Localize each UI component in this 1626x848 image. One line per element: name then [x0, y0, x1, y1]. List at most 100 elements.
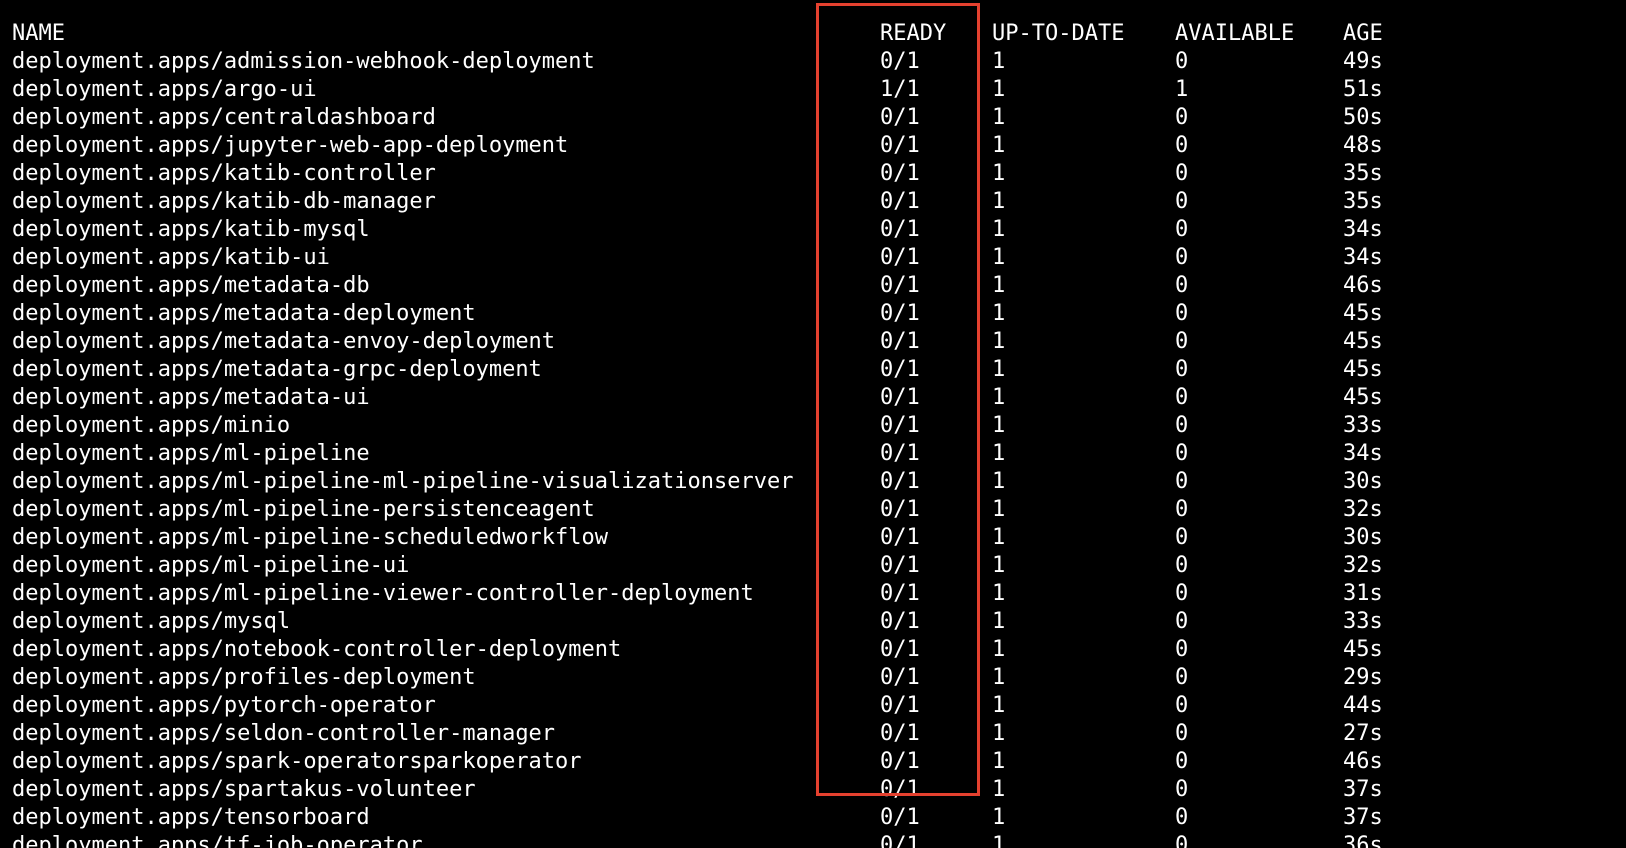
cell-ready: 0/1: [880, 749, 920, 774]
cell-up-to-date: 1: [992, 833, 1006, 848]
cell-ready: 0/1: [880, 441, 920, 466]
cell-ready: 0/1: [880, 357, 920, 382]
cell-up-to-date: 1: [992, 49, 1006, 74]
cell-age: 30s: [1343, 525, 1383, 550]
cell-ready: 0/1: [880, 609, 920, 634]
cell-up-to-date: 1: [992, 189, 1006, 214]
cell-ready: 0/1: [880, 497, 920, 522]
cell-name: deployment.apps/katib-controller: [12, 161, 436, 186]
cell-up-to-date: 1: [992, 77, 1006, 102]
cell-available: 0: [1175, 301, 1189, 326]
column-header-available: AVAILABLE: [1175, 21, 1295, 46]
cell-available: 0: [1175, 833, 1189, 848]
cell-available: 0: [1175, 133, 1189, 158]
cell-name: deployment.apps/seldon-controller-manage…: [12, 721, 556, 746]
cell-available: 0: [1175, 525, 1189, 550]
cell-available: 0: [1175, 105, 1189, 130]
cell-ready: 0/1: [880, 777, 920, 802]
cell-name: deployment.apps/tensorboard: [12, 805, 370, 830]
table-row: deployment.apps/ml-pipeline-persistencea…: [0, 496, 1626, 524]
cell-up-to-date: 1: [992, 609, 1006, 634]
cell-up-to-date: 1: [992, 665, 1006, 690]
cell-ready: 0/1: [880, 413, 920, 438]
cell-name: deployment.apps/profiles-deployment: [12, 665, 476, 690]
table-row: deployment.apps/seldon-controller-manage…: [0, 720, 1626, 748]
cell-age: 32s: [1343, 553, 1383, 578]
cell-name: deployment.apps/metadata-deployment: [12, 301, 476, 326]
table-row: deployment.apps/notebook-controller-depl…: [0, 636, 1626, 664]
cell-age: 35s: [1343, 189, 1383, 214]
cell-age: 49s: [1343, 49, 1383, 74]
cell-available: 1: [1175, 77, 1189, 102]
cell-name: deployment.apps/minio: [12, 413, 291, 438]
cell-ready: 0/1: [880, 385, 920, 410]
cell-age: 44s: [1343, 693, 1383, 718]
table-row: deployment.apps/argo-ui 1/1 1 1 51s: [0, 76, 1626, 104]
cell-ready: 0/1: [880, 329, 920, 354]
column-header-ready: READY: [880, 21, 947, 46]
cell-age: 32s: [1343, 497, 1383, 522]
table-row: deployment.apps/metadata-deployment 0/1 1 0…: [0, 300, 1626, 328]
cell-name: deployment.apps/jupyter-web-app-deployme…: [12, 133, 569, 158]
cell-up-to-date: 1: [992, 441, 1006, 466]
cell-up-to-date: 1: [992, 525, 1006, 550]
cell-available: 0: [1175, 609, 1189, 634]
table-row: deployment.apps/ml-pipeline 0/1 1 0 34s: [0, 440, 1626, 468]
table-row: deployment.apps/tf-job-operator 0/1 1 0 36s: [0, 832, 1626, 848]
cell-age: 35s: [1343, 161, 1383, 186]
cell-available: 0: [1175, 805, 1189, 830]
cell-ready: 0/1: [880, 301, 920, 326]
cell-age: 45s: [1343, 385, 1383, 410]
cell-available: 0: [1175, 721, 1189, 746]
cell-available: 0: [1175, 749, 1189, 774]
cell-name: deployment.apps/metadata-db: [12, 273, 370, 298]
cell-up-to-date: 1: [992, 385, 1006, 410]
cell-age: 45s: [1343, 637, 1383, 662]
cell-name: deployment.apps/notebook-controller-depl…: [12, 637, 622, 662]
cell-ready: 0/1: [880, 693, 920, 718]
cell-age: 27s: [1343, 721, 1383, 746]
table-row: deployment.apps/katib-controller 0/1 1 0 35s: [0, 160, 1626, 188]
cell-age: 34s: [1343, 217, 1383, 242]
cell-available: 0: [1175, 357, 1189, 382]
terminal-window[interactable]: NAME READY UP-TO-DATE AVAILABLE AGE depl…: [0, 0, 1626, 848]
cell-available: 0: [1175, 49, 1189, 74]
table-row: deployment.apps/metadata-ui 0/1 1 0 45s: [0, 384, 1626, 412]
cell-age: 45s: [1343, 301, 1383, 326]
cell-age: 34s: [1343, 245, 1383, 270]
table-row: deployment.apps/ml-pipeline-viewer-contr…: [0, 580, 1626, 608]
table-row: deployment.apps/ml-pipeline-ml-pipeline-…: [0, 468, 1626, 496]
cell-ready: 1/1: [880, 77, 920, 102]
table-row: deployment.apps/jupyter-web-app-deployme…: [0, 132, 1626, 160]
table-row: deployment.apps/spark-operatorsparkopera…: [0, 748, 1626, 776]
cell-up-to-date: 1: [992, 777, 1006, 802]
cell-available: 0: [1175, 161, 1189, 186]
cell-name: deployment.apps/ml-pipeline-ui: [12, 553, 410, 578]
table-row: deployment.apps/metadata-grpc-deployment…: [0, 356, 1626, 384]
cell-up-to-date: 1: [992, 469, 1006, 494]
cell-ready: 0/1: [880, 49, 920, 74]
cell-ready: 0/1: [880, 525, 920, 550]
cell-age: 33s: [1343, 413, 1383, 438]
cell-up-to-date: 1: [992, 637, 1006, 662]
cell-up-to-date: 1: [992, 161, 1006, 186]
cell-name: deployment.apps/ml-pipeline-persistencea…: [12, 497, 595, 522]
cell-available: 0: [1175, 581, 1189, 606]
cell-name: deployment.apps/metadata-envoy-deploymen…: [12, 329, 556, 354]
cell-name: deployment.apps/katib-db-manager: [12, 189, 436, 214]
cell-available: 0: [1175, 329, 1189, 354]
cell-available: 0: [1175, 777, 1189, 802]
cell-up-to-date: 1: [992, 749, 1006, 774]
cell-age: 36s: [1343, 833, 1383, 848]
cell-age: 34s: [1343, 441, 1383, 466]
table-row: deployment.apps/mysql 0/1 1 0 33s: [0, 608, 1626, 636]
table-row: deployment.apps/centraldashboard 0/1 1 0 50s: [0, 104, 1626, 132]
cell-up-to-date: 1: [992, 217, 1006, 242]
cell-ready: 0/1: [880, 665, 920, 690]
cell-name: deployment.apps/mysql: [12, 609, 291, 634]
cell-name: deployment.apps/ml-pipeline-ml-pipeline-…: [12, 469, 794, 494]
cell-up-to-date: 1: [992, 329, 1006, 354]
cell-up-to-date: 1: [992, 133, 1006, 158]
cell-available: 0: [1175, 469, 1189, 494]
cell-up-to-date: 1: [992, 581, 1006, 606]
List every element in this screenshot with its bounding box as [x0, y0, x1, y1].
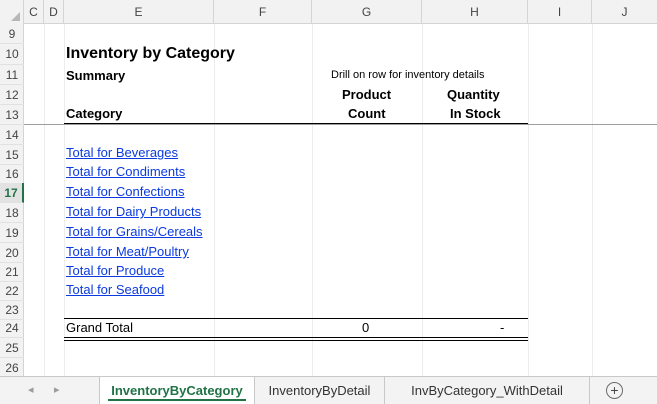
grand-total-top-rule — [64, 318, 528, 319]
row-header[interactable]: 16 — [0, 164, 24, 184]
column-header[interactable]: E — [64, 0, 214, 24]
tab-label: InventoryByCategory — [111, 383, 243, 398]
header-category: Category — [66, 106, 123, 121]
select-all-corner[interactable] — [0, 0, 24, 24]
category-link-grains-cereals[interactable]: Total for Grains/Cereals — [66, 224, 203, 239]
row-header[interactable]: 12 — [0, 85, 24, 105]
row-header[interactable]: 18 — [0, 203, 24, 223]
summary-label: Summary — [66, 68, 126, 83]
sheet-tab-bar: ◂ ▸ InventoryByCategory InventoryByDetai… — [0, 376, 657, 404]
row-header[interactable]: 22 — [0, 281, 24, 301]
report-title: Inventory by Category — [66, 45, 235, 62]
row-headers: 9 10 11 12 13 14 15 16 17 18 19 20 21 22… — [0, 24, 24, 376]
category-link-produce[interactable]: Total for Produce — [66, 263, 164, 278]
tab-inventory-by-detail[interactable]: InventoryByDetail — [255, 377, 385, 404]
tab-inventory-by-category[interactable]: InventoryByCategory — [99, 377, 255, 404]
header-product-count-line1: Product — [342, 87, 392, 102]
column-header[interactable]: I — [528, 0, 592, 24]
column-header[interactable]: G — [312, 0, 422, 24]
row-header[interactable]: 10 — [0, 44, 24, 65]
cell-grid[interactable]: Inventory by Category Summary Drill on r… — [24, 24, 657, 376]
row-header[interactable]: 15 — [0, 145, 24, 165]
row-header[interactable]: 26 — [0, 358, 24, 376]
next-sheet-arrow-icon[interactable]: ▸ — [54, 383, 60, 396]
prev-sheet-arrow-icon[interactable]: ◂ — [28, 383, 34, 396]
tab-label: InventoryByDetail — [268, 383, 371, 398]
category-link-seafood[interactable]: Total for Seafood — [66, 282, 164, 297]
add-sheet-plus-icon[interactable]: + — [606, 382, 623, 399]
grand-total-quantity: - — [500, 320, 505, 335]
tab-inv-by-category-with-detail[interactable]: InvByCategory_WithDetail — [385, 377, 590, 404]
row-header-active[interactable]: 17 — [0, 183, 24, 203]
row-header[interactable]: 19 — [0, 223, 24, 243]
row-header[interactable]: 11 — [0, 65, 24, 85]
row-header[interactable]: 21 — [0, 262, 24, 282]
column-header[interactable]: F — [214, 0, 312, 24]
row-header[interactable]: 9 — [0, 24, 24, 44]
freeze-pane-divider — [24, 124, 657, 125]
row-header[interactable]: 20 — [0, 243, 24, 263]
grand-total-count: 0 — [362, 320, 370, 335]
category-link-beverages[interactable]: Total for Beverages — [66, 145, 178, 160]
header-underline — [64, 123, 528, 124]
header-product-count-line2: Count — [348, 106, 386, 121]
category-link-meat-poultry[interactable]: Total for Meat/Poultry — [66, 244, 189, 259]
column-header[interactable]: J — [592, 0, 657, 24]
row-header[interactable]: 23 — [0, 300, 24, 320]
row-header[interactable]: 14 — [0, 125, 24, 145]
row-header[interactable]: 25 — [0, 338, 24, 358]
column-headers: C D E F G H I J — [0, 0, 657, 24]
tab-label: InvByCategory_WithDetail — [411, 383, 563, 398]
column-header[interactable]: C — [24, 0, 44, 24]
row-header[interactable]: 13 — [0, 105, 24, 125]
grand-total-double-rule-2 — [64, 340, 528, 341]
category-link-condiments[interactable]: Total for Condiments — [66, 164, 185, 179]
grand-total-double-rule-1 — [64, 337, 528, 338]
category-link-dairy-products[interactable]: Total for Dairy Products — [66, 204, 201, 219]
column-header[interactable]: H — [422, 0, 528, 24]
worksheet[interactable]: C D E F G H I J 9 10 11 12 13 14 15 16 1… — [0, 0, 657, 376]
drill-hint: Drill on row for inventory details — [331, 69, 485, 81]
column-header[interactable]: D — [44, 0, 64, 24]
grand-total-label: Grand Total — [66, 320, 133, 335]
row-header[interactable]: 24 — [0, 318, 24, 338]
header-quantity-line2: In Stock — [450, 106, 501, 121]
header-quantity-line1: Quantity — [447, 87, 500, 102]
category-link-confections[interactable]: Total for Confections — [66, 184, 185, 199]
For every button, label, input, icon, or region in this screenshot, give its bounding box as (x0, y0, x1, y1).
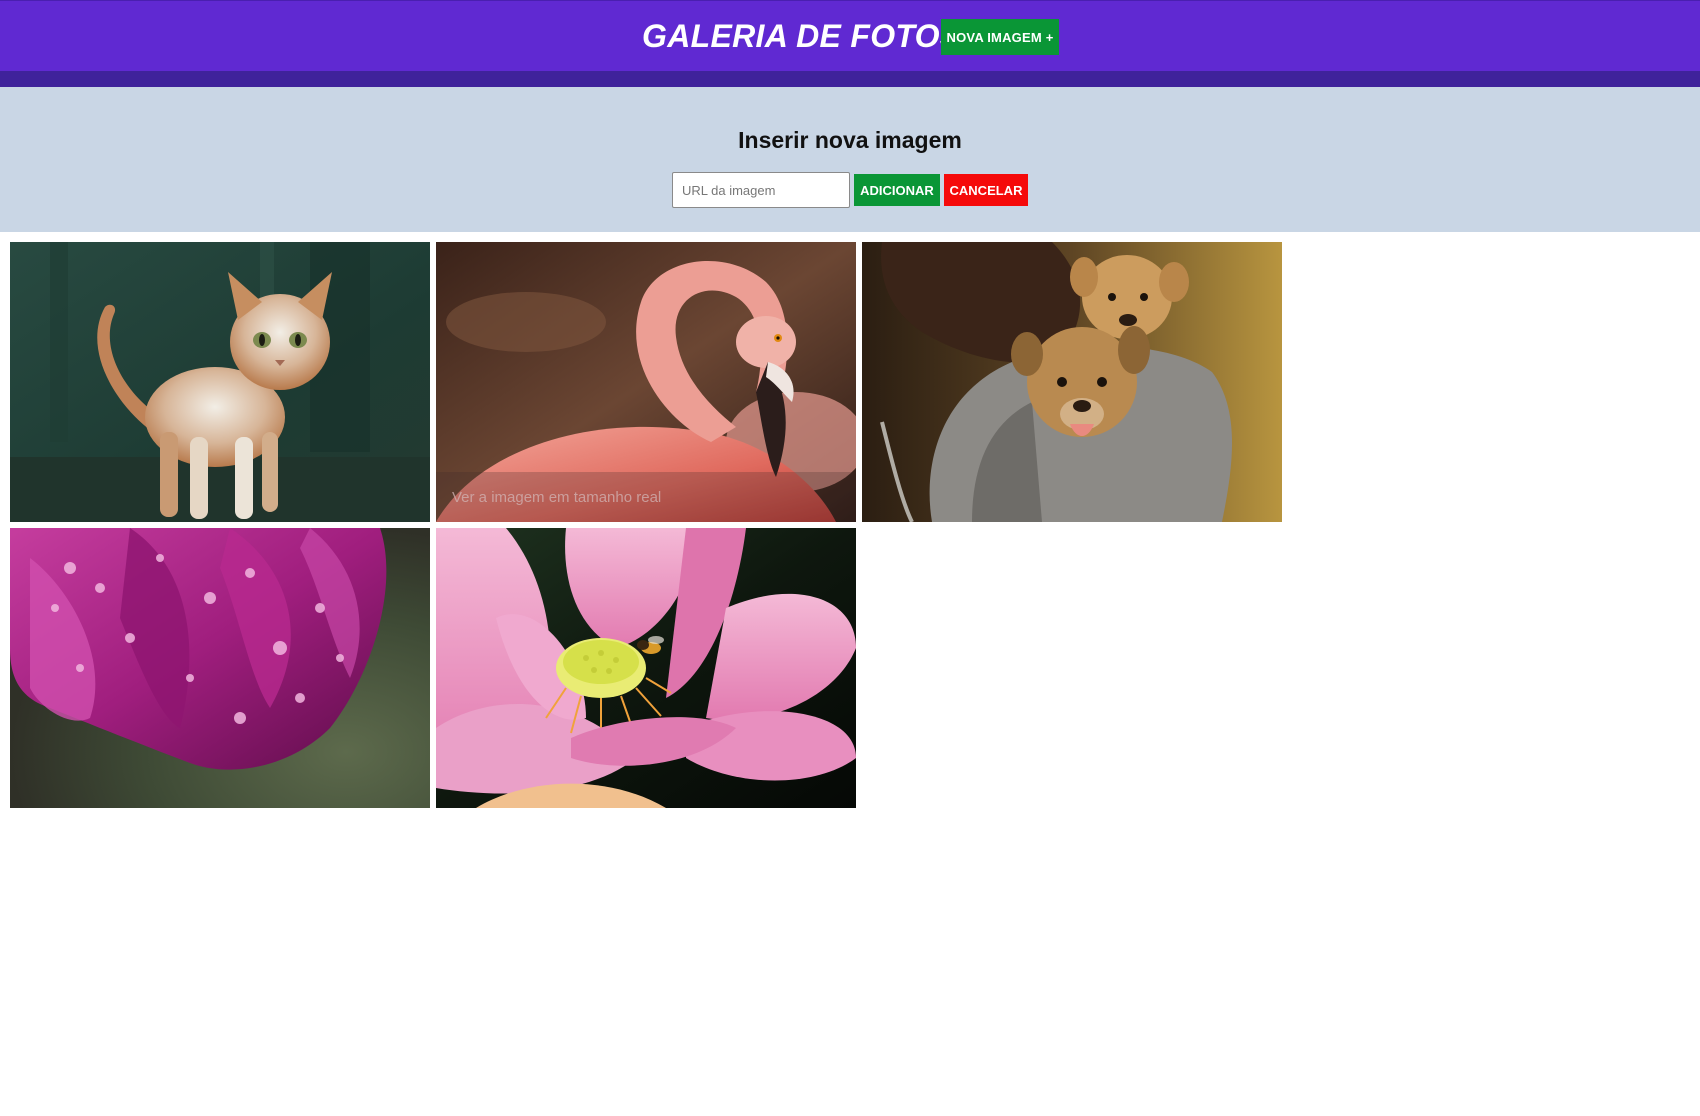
::::::::::
**What you are asked to do:** Copy the lines from the one with "cell-ready: 0/1: [880, 749, 920, 774]" up to and including the one with "cell-ready: 0/1: [880, 497, 920, 522]" exactly as they appear in the items.

**Response:**
cell-ready: 0/1: [880, 749, 920, 774]
cell-up-to-date: 1: [992, 833, 1006, 848]
cell-ready: 0/1: [880, 441, 920, 466]
cell-ready: 0/1: [880, 357, 920, 382]
cell-up-to-date: 1: [992, 49, 1006, 74]
cell-age: 30s: [1343, 525, 1383, 550]
cell-ready: 0/1: [880, 609, 920, 634]
cell-up-to-date: 1: [992, 189, 1006, 214]
cell-ready: 0/1: [880, 497, 920, 522]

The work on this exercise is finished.